* **Directions**: Turn the lines of each item into a numbered list, skipping any blank lines.

Annotated region listings:
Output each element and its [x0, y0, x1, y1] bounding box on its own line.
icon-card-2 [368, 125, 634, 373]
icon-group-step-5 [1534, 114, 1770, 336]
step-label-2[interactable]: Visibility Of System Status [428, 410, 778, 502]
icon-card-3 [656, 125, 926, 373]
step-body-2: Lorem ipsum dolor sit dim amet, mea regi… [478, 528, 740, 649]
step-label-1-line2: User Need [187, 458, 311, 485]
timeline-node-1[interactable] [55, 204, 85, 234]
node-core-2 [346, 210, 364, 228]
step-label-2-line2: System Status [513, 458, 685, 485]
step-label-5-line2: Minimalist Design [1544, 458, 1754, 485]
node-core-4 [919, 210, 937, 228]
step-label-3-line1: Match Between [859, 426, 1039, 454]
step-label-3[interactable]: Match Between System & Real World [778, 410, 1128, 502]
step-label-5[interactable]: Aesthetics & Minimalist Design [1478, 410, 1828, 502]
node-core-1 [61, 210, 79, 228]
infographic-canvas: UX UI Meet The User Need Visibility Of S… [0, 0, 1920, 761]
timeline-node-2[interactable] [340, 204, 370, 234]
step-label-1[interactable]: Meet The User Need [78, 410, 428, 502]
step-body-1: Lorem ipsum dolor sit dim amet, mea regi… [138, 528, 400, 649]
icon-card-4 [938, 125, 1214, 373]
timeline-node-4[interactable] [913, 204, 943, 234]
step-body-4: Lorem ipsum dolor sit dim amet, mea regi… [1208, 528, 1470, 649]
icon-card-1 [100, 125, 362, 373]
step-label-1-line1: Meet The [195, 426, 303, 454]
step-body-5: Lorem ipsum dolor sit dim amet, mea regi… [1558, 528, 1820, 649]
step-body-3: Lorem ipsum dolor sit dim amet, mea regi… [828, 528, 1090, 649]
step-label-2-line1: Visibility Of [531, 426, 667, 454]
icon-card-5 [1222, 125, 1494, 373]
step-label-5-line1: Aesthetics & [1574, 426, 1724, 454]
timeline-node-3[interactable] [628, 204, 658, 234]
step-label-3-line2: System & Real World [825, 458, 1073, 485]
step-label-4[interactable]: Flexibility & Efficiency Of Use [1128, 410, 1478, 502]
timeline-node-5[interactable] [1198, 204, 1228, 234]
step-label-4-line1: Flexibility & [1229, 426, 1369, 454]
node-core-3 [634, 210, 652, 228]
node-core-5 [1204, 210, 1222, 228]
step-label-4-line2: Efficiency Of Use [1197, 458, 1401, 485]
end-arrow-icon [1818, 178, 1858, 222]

* **Answer to the exercise**:
1. Output each element and its [x0, y0, x1, y1] bounding box on its own line.
2. icon-card-2 [368, 125, 634, 373]
3. icon-group-step-5 [1534, 114, 1770, 336]
4. step-label-2[interactable]: Visibility Of System Status [428, 410, 778, 502]
5. icon-card-3 [656, 125, 926, 373]
6. step-body-2: Lorem ipsum dolor sit dim amet, mea regi… [478, 528, 740, 649]
7. step-label-1-line2: User Need [187, 458, 311, 485]
8. timeline-node-1[interactable] [55, 204, 85, 234]
9. node-core-2 [346, 210, 364, 228]
10. step-label-2-line2: System Status [513, 458, 685, 485]
11. step-label-5-line2: Minimalist Design [1544, 458, 1754, 485]
12. node-core-4 [919, 210, 937, 228]
13. step-label-3-line1: Match Between [859, 426, 1039, 454]
14. step-label-3[interactable]: Match Between System & Real World [778, 410, 1128, 502]
15. step-label-5[interactable]: Aesthetics & Minimalist Design [1478, 410, 1828, 502]
16. node-core-1 [61, 210, 79, 228]
17. infographic-canvas: UX UI Meet The User Need Visibility Of S… [0, 0, 1920, 761]
18. timeline-node-2[interactable] [340, 204, 370, 234]
19. step-label-1[interactable]: Meet The User Need [78, 410, 428, 502]
20. step-body-1: Lorem ipsum dolor sit dim amet, mea regi… [138, 528, 400, 649]
21. icon-card-4 [938, 125, 1214, 373]
22. timeline-node-4[interactable] [913, 204, 943, 234]
23. step-body-4: Lorem ipsum dolor sit dim amet, mea regi… [1208, 528, 1470, 649]
24. icon-card-1 [100, 125, 362, 373]
25. step-label-1-line1: Meet The [195, 426, 303, 454]
26. step-body-5: Lorem ipsum dolor sit dim amet, mea regi… [1558, 528, 1820, 649]
27. step-body-3: Lorem ipsum dolor sit dim amet, mea regi… [828, 528, 1090, 649]
28. step-label-2-line1: Visibility Of [531, 426, 667, 454]
29. icon-card-5 [1222, 125, 1494, 373]
30. step-label-5-line1: Aesthetics & [1574, 426, 1724, 454]
31. timeline-node-3[interactable] [628, 204, 658, 234]
32. step-label-3-line2: System & Real World [825, 458, 1073, 485]
33. step-label-4[interactable]: Flexibility & Efficiency Of Use [1128, 410, 1478, 502]
34. timeline-node-5[interactable] [1198, 204, 1228, 234]
35. step-label-4-line1: Flexibility & [1229, 426, 1369, 454]
36. node-core-3 [634, 210, 652, 228]
37. node-core-5 [1204, 210, 1222, 228]
38. step-label-4-line2: Efficiency Of Use [1197, 458, 1401, 485]
39. end-arrow-icon [1818, 178, 1858, 222]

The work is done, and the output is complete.